(Records that describe figures)
>>>>>

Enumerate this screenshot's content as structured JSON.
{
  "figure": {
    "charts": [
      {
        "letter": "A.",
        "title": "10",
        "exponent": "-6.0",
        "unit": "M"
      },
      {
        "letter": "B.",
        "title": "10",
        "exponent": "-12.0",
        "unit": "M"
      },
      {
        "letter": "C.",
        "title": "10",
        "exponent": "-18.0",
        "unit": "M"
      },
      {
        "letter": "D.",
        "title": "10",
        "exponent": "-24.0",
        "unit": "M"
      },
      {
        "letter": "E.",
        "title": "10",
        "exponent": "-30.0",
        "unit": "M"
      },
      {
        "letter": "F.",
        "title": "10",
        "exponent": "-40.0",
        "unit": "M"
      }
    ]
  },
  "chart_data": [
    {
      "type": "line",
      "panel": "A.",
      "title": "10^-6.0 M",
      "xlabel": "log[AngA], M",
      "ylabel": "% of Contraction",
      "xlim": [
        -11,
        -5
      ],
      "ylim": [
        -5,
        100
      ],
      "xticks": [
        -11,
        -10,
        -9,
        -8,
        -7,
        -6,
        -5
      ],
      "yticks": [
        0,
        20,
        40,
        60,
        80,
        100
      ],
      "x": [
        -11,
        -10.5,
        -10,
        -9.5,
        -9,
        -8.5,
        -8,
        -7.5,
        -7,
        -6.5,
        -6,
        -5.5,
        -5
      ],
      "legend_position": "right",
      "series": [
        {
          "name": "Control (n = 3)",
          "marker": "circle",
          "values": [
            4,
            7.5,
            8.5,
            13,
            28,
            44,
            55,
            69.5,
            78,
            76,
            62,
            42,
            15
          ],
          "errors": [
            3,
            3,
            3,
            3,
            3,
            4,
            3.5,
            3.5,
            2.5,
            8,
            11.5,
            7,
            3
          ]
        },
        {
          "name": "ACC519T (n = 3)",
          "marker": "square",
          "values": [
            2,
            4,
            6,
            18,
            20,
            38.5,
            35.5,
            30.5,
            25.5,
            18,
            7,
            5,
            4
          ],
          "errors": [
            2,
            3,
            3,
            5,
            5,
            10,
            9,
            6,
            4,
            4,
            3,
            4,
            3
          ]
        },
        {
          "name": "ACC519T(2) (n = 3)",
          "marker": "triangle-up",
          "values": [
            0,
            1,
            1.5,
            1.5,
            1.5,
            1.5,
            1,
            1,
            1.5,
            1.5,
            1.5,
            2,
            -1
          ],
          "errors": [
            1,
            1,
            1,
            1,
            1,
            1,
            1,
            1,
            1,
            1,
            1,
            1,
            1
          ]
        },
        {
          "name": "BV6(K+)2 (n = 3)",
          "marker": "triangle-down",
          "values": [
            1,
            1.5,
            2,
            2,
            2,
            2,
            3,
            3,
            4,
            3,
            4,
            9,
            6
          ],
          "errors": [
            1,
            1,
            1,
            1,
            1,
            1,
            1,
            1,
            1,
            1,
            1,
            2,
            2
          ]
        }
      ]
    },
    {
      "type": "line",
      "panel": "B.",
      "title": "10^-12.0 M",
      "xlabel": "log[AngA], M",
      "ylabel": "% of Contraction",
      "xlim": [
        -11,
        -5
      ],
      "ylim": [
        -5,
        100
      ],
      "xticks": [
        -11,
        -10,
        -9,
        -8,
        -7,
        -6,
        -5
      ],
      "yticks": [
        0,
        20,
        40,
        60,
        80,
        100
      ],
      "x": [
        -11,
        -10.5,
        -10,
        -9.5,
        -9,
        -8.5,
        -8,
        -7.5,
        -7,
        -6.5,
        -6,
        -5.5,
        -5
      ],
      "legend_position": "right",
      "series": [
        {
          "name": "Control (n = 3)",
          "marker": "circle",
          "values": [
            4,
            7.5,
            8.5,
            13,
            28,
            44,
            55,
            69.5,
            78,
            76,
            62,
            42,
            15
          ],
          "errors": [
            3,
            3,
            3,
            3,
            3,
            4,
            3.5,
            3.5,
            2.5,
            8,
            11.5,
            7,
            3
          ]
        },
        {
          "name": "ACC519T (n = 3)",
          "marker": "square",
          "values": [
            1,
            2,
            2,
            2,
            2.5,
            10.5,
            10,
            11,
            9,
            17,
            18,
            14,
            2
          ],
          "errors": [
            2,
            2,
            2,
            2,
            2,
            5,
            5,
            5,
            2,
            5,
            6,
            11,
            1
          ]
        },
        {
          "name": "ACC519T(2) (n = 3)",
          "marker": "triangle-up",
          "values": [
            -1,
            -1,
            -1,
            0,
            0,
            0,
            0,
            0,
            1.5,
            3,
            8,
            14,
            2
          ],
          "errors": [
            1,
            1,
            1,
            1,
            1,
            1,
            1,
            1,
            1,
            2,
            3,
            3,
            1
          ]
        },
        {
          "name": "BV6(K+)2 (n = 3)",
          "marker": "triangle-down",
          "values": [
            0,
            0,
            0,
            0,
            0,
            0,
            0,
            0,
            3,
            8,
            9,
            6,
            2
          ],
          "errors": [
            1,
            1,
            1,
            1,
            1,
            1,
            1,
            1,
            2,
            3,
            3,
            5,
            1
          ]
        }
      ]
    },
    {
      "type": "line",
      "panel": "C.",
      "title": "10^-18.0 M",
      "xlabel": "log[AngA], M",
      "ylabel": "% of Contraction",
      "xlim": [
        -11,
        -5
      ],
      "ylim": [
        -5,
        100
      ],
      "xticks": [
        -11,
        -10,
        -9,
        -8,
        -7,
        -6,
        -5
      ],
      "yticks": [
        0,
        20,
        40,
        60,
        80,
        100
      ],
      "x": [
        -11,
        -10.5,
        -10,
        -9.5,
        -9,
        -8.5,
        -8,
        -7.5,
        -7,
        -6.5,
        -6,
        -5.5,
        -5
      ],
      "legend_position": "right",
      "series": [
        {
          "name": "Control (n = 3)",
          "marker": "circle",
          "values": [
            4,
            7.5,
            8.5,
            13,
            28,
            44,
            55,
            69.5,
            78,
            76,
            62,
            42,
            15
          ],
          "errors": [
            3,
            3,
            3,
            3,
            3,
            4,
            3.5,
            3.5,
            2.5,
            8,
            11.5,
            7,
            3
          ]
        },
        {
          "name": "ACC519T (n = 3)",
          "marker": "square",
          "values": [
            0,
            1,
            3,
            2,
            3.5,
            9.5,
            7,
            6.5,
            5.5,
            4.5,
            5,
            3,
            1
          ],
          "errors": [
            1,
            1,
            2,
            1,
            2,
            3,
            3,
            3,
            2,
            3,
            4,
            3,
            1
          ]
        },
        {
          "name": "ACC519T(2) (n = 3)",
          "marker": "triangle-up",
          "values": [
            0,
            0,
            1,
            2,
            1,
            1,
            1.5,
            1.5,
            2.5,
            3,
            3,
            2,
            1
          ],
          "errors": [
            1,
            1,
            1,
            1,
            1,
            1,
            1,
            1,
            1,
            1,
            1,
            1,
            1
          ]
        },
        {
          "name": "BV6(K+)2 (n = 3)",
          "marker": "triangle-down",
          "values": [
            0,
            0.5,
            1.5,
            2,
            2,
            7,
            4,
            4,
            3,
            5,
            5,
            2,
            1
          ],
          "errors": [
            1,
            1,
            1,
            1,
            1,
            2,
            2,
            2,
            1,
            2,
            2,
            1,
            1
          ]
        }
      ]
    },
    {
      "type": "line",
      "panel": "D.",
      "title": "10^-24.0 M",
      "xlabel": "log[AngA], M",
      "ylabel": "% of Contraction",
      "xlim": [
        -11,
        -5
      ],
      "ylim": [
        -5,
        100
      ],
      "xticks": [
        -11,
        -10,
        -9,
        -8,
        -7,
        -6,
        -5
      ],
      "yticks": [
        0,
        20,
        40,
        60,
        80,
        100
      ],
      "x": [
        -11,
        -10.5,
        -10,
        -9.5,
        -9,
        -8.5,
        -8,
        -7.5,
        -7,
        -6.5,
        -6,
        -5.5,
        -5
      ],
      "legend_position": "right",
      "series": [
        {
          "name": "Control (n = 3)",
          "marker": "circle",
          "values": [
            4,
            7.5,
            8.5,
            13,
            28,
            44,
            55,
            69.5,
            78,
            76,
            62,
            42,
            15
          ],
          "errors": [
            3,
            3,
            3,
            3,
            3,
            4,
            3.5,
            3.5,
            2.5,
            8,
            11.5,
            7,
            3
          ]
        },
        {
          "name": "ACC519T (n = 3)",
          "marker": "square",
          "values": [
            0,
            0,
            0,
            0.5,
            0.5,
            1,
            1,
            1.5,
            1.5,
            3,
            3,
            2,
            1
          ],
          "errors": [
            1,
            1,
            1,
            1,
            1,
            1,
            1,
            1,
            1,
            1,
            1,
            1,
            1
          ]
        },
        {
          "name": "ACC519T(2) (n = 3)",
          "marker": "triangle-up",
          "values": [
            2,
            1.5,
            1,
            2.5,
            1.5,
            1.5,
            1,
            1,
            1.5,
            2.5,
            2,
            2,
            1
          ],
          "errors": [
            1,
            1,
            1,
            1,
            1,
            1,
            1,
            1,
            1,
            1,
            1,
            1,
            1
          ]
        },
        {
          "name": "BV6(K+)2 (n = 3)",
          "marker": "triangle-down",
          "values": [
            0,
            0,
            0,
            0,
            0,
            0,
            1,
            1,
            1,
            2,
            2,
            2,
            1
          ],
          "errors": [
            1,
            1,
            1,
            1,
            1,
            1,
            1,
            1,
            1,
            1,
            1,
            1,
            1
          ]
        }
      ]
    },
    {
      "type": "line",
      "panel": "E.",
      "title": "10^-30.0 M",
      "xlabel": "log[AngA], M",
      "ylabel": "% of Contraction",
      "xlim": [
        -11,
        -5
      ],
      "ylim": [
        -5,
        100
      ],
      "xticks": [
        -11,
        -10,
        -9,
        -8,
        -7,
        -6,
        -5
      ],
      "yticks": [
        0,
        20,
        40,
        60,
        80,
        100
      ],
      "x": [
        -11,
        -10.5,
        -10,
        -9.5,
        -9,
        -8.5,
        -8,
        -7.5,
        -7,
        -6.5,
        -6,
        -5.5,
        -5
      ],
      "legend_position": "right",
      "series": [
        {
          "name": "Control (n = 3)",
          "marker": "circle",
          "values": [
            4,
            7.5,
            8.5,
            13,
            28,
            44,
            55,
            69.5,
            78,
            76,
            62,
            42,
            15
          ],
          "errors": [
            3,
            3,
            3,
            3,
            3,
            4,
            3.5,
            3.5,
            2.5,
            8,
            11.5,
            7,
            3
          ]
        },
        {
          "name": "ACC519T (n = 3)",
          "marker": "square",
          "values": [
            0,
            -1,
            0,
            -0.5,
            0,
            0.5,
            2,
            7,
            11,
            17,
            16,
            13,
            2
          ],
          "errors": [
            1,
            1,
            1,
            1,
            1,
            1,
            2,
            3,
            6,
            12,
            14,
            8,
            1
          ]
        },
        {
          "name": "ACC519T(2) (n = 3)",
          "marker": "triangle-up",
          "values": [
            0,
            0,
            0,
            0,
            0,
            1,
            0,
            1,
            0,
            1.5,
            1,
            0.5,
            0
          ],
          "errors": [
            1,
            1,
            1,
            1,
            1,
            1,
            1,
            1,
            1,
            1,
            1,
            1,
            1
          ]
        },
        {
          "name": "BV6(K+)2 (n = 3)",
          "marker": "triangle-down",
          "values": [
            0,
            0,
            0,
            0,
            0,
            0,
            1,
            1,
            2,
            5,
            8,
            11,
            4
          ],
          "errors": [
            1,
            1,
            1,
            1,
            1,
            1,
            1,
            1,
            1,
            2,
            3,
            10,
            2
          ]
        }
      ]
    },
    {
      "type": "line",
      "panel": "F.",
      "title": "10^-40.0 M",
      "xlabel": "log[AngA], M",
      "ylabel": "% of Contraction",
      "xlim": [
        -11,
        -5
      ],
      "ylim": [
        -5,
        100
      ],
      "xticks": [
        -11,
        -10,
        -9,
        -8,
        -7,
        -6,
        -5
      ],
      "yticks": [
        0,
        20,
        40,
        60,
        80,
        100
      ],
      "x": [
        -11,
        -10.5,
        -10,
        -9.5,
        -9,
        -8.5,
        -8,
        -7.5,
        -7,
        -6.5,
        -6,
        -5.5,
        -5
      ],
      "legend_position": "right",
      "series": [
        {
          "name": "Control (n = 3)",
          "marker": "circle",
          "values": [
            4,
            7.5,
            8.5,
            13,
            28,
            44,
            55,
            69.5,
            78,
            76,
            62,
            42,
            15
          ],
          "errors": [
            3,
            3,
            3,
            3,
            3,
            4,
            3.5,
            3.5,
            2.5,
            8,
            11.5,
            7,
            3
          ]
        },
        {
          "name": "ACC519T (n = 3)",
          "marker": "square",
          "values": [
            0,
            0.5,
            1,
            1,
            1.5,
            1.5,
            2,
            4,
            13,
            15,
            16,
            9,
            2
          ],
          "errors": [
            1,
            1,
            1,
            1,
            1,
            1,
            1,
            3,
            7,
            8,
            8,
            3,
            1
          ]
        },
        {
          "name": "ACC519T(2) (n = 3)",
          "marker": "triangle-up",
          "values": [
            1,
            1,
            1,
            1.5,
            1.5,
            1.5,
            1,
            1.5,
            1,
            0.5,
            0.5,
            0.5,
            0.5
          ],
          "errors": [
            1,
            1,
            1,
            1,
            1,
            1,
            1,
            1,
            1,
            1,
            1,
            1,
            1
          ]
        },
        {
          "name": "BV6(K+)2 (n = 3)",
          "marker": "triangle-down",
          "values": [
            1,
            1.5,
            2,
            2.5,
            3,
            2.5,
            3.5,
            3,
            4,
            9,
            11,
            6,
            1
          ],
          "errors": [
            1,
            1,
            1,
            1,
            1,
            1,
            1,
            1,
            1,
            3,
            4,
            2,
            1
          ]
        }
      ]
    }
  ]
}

<<<<<

* _Task_
Among the entries above, how many lines hold the string "panel"? Give the number by itself.

* _Task output_
6